▶ Text:
—————
August 01, 2013 | Anthony Brino

What health information technology professionals “really need is training in informatics,” said William Hersh, MD, chair of Oregon Health & Science University’s Department of Medical Informatics & Clinical Epidemiology.

At hospitals and health systems across the country, EMR implementations, accountable care contacts and meaningful use are all driving a need for workers who can bridge the clinical and informatics gap — making clinicians’ lives easier, satisfying hospital administrators’ deadlines for regulatory compliance and helping the enterprise use its population health data better.

The needed skills revolve around data management and science, Hersh said, including “the ability to collect and manage clinical and other data and to put it to use in improving individual health, healthcare, public health, and research.”

Providers in somes areas are scrambling to find workers with those skills — to such an extent that 30 percent of respondents in a recent HIMSS Analytics survey had placed an IT project on hold for lack of staffing.

Many of the approximately 170 providers polled by HIMSS Analytics said they particularly needed workers for clinical application support and help desk operations. Many are turning to outsourcing for some functions, including design and implementation, while others may also be waiting for analytics — something more want to focus on, and a skill much-needed in hospital IT professionals, Hersh said.

[See also: AHIMA’s 4 career tips for population health information management.]

Health informatics graduate programs have grown to meet the needs for clinical information systems workers at hospitals — as data analysis has become commonplace across industries, but also started growing to more complex applications as its own field, Big Data.

The University of California-Berkeley recently launched the country’s first fully-online master’s degree in information and data science, and the National Institutes of Health has made efforts to increase data skills in the workforce, while also nurturing it as a field unto itself.

Not that many clinical informaticists and health information specialists have time right now to pursue a master’s degree or research.

Over the past few years, hospitals have gone on what PriceWaterhouseCoopers called a “hiring spree” in 2012, for department expansions, EHR roll outs, and ongoing consulting for meaningful use, all likely contributing to the short supply HIMSS Analytics detected.

Clinical informatics is now approved as a medical sub-specialty by the American Board of Medical Specialties, and it’s not just providers investing in informatics staff. A survey by PWC found that 70 percent of health insurers and about 40 percent of pharmaceutical and life sciences companies had plans to increase technical informatics staff in the next two years.

A large number of hospitals and providers, 40 percent, also told PWC that a lack of data-skilled staff was a barrier to the development of a comprehensive clinical informatics program.

And half of hospitals and physicians said that “misalignment of clinical and technology teams is an organizational barrier,” PWC found. That, the consulting firm said, is “something they will need to address to incorporate sophisticated analytics into clinicians’ everyday work.”

Indeed, clinicians with an interest in population health analytics back in the 1990s had trouble accessing the very type of data that clinical informaticists are now being brought into work with — and for some providers, clinicians working with data specialists may be a fine solution.

Throughout the healthcare system, though, there is still a need for nurses, aides, of course doctors and other clinicians to have basic information technology skill sets and be able to use and search through several EMR systems to help coordinate care.

The federal government’s health IT workforce development program at community colleges has had mixed successes — with some hospitals saying there wasn’t enough hands-on training, for instance, amid success stories,particularly among IT workers making forays into healthcare.

Government Health IT Editor Tom Sullivan contributed reporting to this article.
—————
▶ Information provided:
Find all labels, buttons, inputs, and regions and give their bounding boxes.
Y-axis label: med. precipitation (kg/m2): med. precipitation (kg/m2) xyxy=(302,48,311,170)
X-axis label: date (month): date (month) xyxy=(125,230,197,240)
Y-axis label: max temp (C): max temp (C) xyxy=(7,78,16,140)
—————
▶ Assigned task 1:
In the health informatics article, which university launched the country's first fully online master's degree in information and data science?
▶ Assigned task 2:
Copy the stretch of the health informatics article from "At hospitals and" through "lack of staffing.".
Rely only on the health informatics article, not on the material.

▶ Reply 1:
The University of California-Berkeley.

▶ Reply 2:
At hospitals and health systems across the country, EMR implementations, accountable care contacts and meaningful use are all driving a need for workers who can bridge the clinical and informatics gap — making clinicians’ lives easier, satisfying hospital administrators’ deadlines for regulatory compliance and helping the enterprise use its population health data better.

The needed skills revolve around data management and science, Hersh said, including “the ability to collect and manage clinical and other data and to put it to use in improving individual health, healthcare, public health, and research.”

Providers in somes areas are scrambling to find workers with those skills — to such an extent that 30 percent of respondents in a recent HIMSS Analytics survey had placed an IT project on hold for lack of staffing.